◆ **DATASET ROWS**
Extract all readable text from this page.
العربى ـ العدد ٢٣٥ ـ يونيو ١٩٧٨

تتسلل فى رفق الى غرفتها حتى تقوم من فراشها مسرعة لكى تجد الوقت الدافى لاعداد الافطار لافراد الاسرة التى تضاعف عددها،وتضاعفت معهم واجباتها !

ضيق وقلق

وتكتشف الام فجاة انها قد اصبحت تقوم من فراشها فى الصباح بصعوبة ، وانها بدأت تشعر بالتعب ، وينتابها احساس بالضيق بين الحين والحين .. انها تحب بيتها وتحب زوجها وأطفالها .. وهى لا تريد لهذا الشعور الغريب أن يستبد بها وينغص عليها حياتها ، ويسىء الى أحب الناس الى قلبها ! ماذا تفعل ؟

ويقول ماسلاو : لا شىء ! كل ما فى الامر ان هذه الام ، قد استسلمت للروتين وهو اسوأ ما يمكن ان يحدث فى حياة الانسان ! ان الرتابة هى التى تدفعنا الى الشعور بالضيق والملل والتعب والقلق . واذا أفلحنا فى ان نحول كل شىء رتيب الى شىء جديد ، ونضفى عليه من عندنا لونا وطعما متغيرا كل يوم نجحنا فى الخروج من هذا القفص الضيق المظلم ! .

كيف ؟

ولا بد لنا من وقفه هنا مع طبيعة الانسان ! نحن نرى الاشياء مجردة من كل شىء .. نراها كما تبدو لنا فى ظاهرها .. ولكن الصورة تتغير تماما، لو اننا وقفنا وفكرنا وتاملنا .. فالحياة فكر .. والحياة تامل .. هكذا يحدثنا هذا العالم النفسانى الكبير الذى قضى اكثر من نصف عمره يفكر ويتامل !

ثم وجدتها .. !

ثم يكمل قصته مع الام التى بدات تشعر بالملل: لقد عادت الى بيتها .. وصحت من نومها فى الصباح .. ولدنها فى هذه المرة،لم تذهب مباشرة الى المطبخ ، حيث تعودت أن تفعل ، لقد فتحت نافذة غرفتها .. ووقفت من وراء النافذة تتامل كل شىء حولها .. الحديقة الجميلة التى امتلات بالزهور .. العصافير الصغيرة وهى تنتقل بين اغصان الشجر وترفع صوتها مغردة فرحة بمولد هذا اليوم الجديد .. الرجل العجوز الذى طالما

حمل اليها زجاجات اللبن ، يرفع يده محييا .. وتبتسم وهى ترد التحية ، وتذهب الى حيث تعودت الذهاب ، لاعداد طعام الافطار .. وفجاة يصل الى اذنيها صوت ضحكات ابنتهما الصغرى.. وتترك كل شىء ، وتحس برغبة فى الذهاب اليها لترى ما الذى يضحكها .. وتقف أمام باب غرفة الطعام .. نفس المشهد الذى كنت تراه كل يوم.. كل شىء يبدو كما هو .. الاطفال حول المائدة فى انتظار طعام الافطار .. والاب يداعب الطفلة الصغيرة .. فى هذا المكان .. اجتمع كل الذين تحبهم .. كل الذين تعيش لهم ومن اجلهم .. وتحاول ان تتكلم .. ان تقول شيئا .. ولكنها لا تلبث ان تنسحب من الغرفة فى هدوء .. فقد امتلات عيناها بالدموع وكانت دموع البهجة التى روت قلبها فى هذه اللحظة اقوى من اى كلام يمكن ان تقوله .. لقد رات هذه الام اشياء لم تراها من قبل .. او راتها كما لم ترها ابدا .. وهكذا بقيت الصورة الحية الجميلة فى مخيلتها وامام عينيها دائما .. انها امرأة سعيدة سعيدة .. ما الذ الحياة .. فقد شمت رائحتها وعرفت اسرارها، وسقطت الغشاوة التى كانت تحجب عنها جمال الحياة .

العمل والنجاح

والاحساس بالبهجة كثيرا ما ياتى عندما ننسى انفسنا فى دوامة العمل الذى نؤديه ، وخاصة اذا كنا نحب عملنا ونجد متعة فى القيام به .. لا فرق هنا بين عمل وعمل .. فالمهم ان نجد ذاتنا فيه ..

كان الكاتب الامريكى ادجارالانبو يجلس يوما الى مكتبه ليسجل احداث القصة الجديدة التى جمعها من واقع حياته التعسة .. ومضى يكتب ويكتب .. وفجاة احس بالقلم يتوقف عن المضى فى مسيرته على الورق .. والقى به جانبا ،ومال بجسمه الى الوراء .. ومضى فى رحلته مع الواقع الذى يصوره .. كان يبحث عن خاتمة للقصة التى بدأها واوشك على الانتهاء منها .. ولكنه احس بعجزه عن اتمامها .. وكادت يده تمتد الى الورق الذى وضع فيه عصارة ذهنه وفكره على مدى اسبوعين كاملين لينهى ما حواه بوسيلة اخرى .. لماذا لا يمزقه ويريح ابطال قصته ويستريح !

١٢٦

◆ **WRITTEN TASK**
Take the material above and return all of it exactly.

◆ **RESULT FOR THIS EXERCISE**
Extract all readable text from this page.
العربى ـ العدد ٢٣٥ ـ يونيو ١٩٧٨

تتسلل فى رفق الى غرفتها حتى تقوم من فراشها مسرعة لكى تجد الوقت الدافى لاعداد الافطار لافراد الاسرة التى تضاعف عددها،وتضاعفت معهم واجباتها !

ضيق وقلق

وتكتشف الام فجاة انها قد اصبحت تقوم من فراشها فى الصباح بصعوبة ، وانها بدأت تشعر بالتعب ، وينتابها احساس بالضيق بين الحين والحين .. انها تحب بيتها وتحب زوجها وأطفالها .. وهى لا تريد لهذا الشعور الغريب أن يستبد بها وينغص عليها حياتها ، ويسىء الى أحب الناس الى قلبها ! ماذا تفعل ؟

ويقول ماسلاو : لا شىء ! كل ما فى الامر ان هذه الام ، قد استسلمت للروتين وهو اسوأ ما يمكن ان يحدث فى حياة الانسان ! ان الرتابة هى التى تدفعنا الى الشعور بالضيق والملل والتعب والقلق . واذا أفلحنا فى ان نحول كل شىء رتيب الى شىء جديد ، ونضفى عليه من عندنا لونا وطعما متغيرا كل يوم نجحنا فى الخروج من هذا القفص الضيق المظلم ! .

كيف ؟

ولا بد لنا من وقفه هنا مع طبيعة الانسان ! نحن نرى الاشياء مجردة من كل شىء .. نراها كما تبدو لنا فى ظاهرها .. ولكن الصورة تتغير تماما، لو اننا وقفنا وفكرنا وتاملنا .. فالحياة فكر .. والحياة تامل .. هكذا يحدثنا هذا العالم النفسانى الكبير الذى قضى اكثر من نصف عمره يفكر ويتامل !

ثم وجدتها .. !

ثم يكمل قصته مع الام التى بدات تشعر بالملل: لقد عادت الى بيتها .. وصحت من نومها فى الصباح .. ولدنها فى هذه المرة،لم تذهب مباشرة الى المطبخ ، حيث تعودت أن تفعل ، لقد فتحت نافذة غرفتها .. ووقفت من وراء النافذة تتامل كل شىء حولها .. الحديقة الجميلة التى امتلات بالزهور .. العصافير الصغيرة وهى تنتقل بين اغصان الشجر وترفع صوتها مغردة فرحة بمولد هذا اليوم الجديد .. الرجل العجوز الذى طالما

حمل اليها زجاجات اللبن ، يرفع يده محييا .. وتبتسم وهى ترد التحية ، وتذهب الى حيث تعودت الذهاب ، لاعداد طعام الافطار .. وفجاة يصل الى اذنيها صوت ضحكات ابنتهما الصغرى.. وتترك كل شىء ، وتحس برغبة فى الذهاب اليها لترى ما الذى يضحكها .. وتقف أمام باب غرفة الطعام .. نفس المشهد الذى كنت تراه كل يوم.. كل شىء يبدو كما هو .. الاطفال حول المائدة فى انتظار طعام الافطار .. والاب يداعب الطفلة الصغيرة .. فى هذا المكان .. اجتمع كل الذين تحبهم .. كل الذين تعيش لهم ومن اجلهم .. وتحاول ان تتكلم .. ان تقول شيئا .. ولكنها لا تلبث ان تنسحب من الغرفة فى هدوء .. فقد امتلات عيناها بالدموع وكانت دموع البهجة التى روت قلبها فى هذه اللحظة اقوى من اى كلام يمكن ان تقوله .. لقد رات هذه الام اشياء لم تراها من قبل .. او راتها كما لم ترها ابدا .. وهكذا بقيت الصورة الحية الجميلة فى مخيلتها وامام عينيها دائما .. انها امرأة سعيدة سعيدة .. ما الذ الحياة .. فقد شمت رائحتها وعرفت اسرارها، وسقطت الغشاوة التى كانت تحجب عنها جمال الحياة .

العمل والنجاح

والاحساس بالبهجة كثيرا ما ياتى عندما ننسى انفسنا فى دوامة العمل الذى نؤديه ، وخاصة اذا كنا نحب عملنا ونجد متعة فى القيام به .. لا فرق هنا بين عمل وعمل .. فالمهم ان نجد ذاتنا فيه ..

كان الكاتب الامريكى ادجارالانبو يجلس يوما الى مكتبه ليسجل احداث القصة الجديدة التى جمعها من واقع حياته التعسة .. ومضى يكتب ويكتب .. وفجاة احس بالقلم يتوقف عن المضى فى مسيرته على الورق .. والقى به جانبا ،ومال بجسمه الى الوراء .. ومضى فى رحلته مع الواقع الذى يصوره .. كان يبحث عن خاتمة للقصة التى بدأها واوشك على الانتهاء منها .. ولكنه احس بعجزه عن اتمامها .. وكادت يده تمتد الى الورق الذى وضع فيه عصارة ذهنه وفكره على مدى اسبوعين كاملين لينهى ما حواه بوسيلة اخرى .. لماذا لا يمزقه ويريح ابطال قصته ويستريح !

١٢٦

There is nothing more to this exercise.